▶ [GIVEN EXERCISE]
Return all entries precisely as they stand, without the images.
────────
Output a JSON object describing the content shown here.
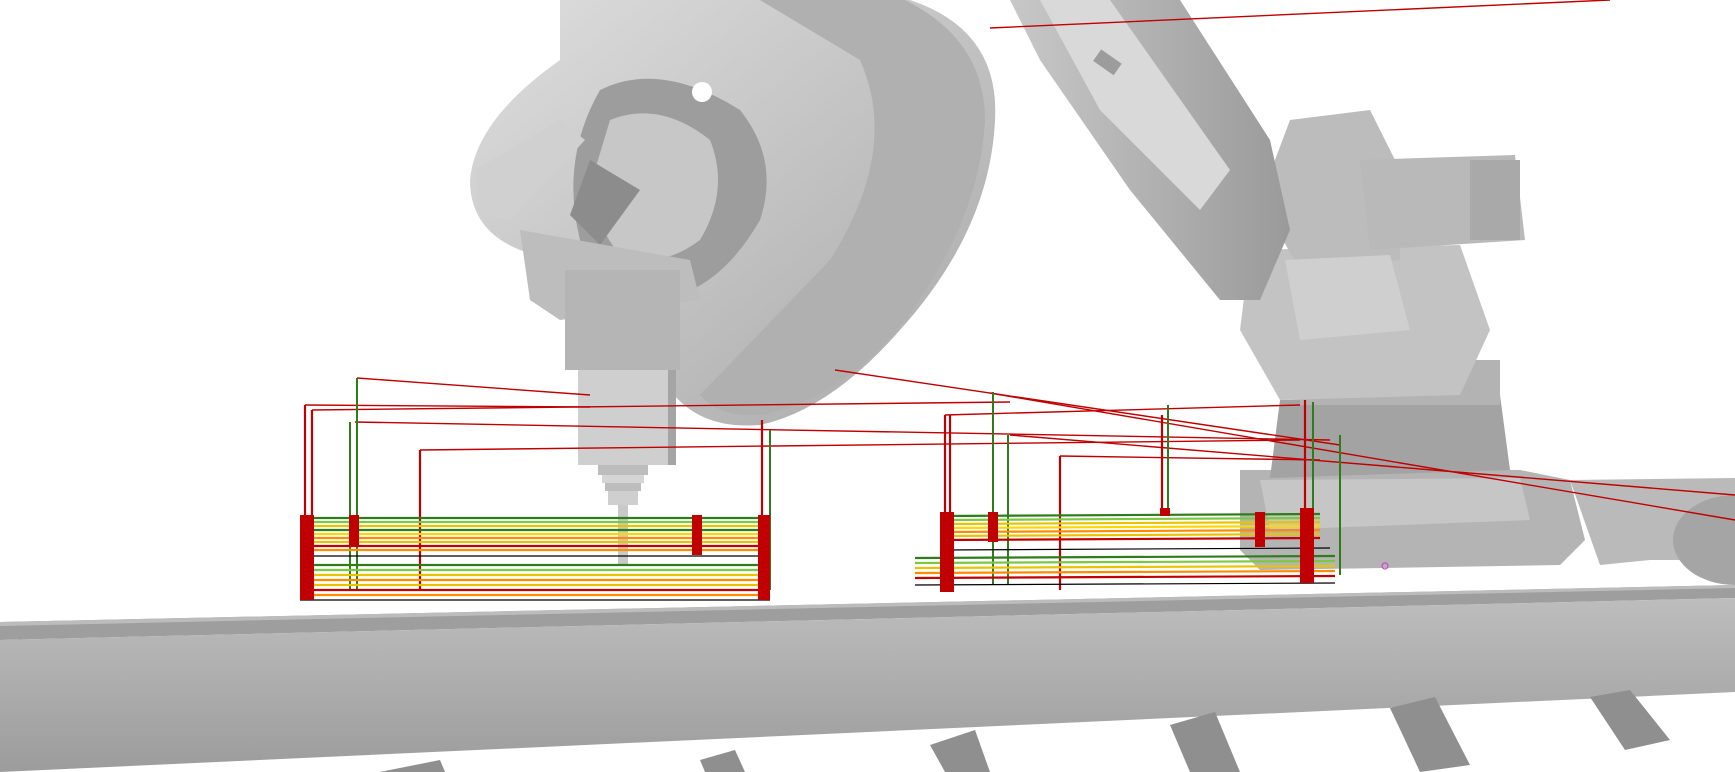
{
  "scene": {
    "background_color": "#ffffff",
    "robot_color": "#c9c9c9",
    "rail_color": "#a9a9a9",
    "toolpath_colors": {
      "move": "#c00000",
      "approach": "#2e7d1a",
      "layer_low": "#e8c400",
      "layer_mid": "#ff8c00",
      "layer_high": "#7ac943"
    }
  }
}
────────
▶ [WRITTEN SOLUTION]
Output a JSON object describing the content shown here.
{
  "scene": {
    "background_color": "#ffffff",
    "robot_color": "#c9c9c9",
    "rail_color": "#a9a9a9",
    "toolpath_colors": {
      "move": "#c00000",
      "approach": "#2e7d1a",
      "layer_low": "#e8c400",
      "layer_mid": "#ff8c00",
      "layer_high": "#7ac943"
    }
  }
}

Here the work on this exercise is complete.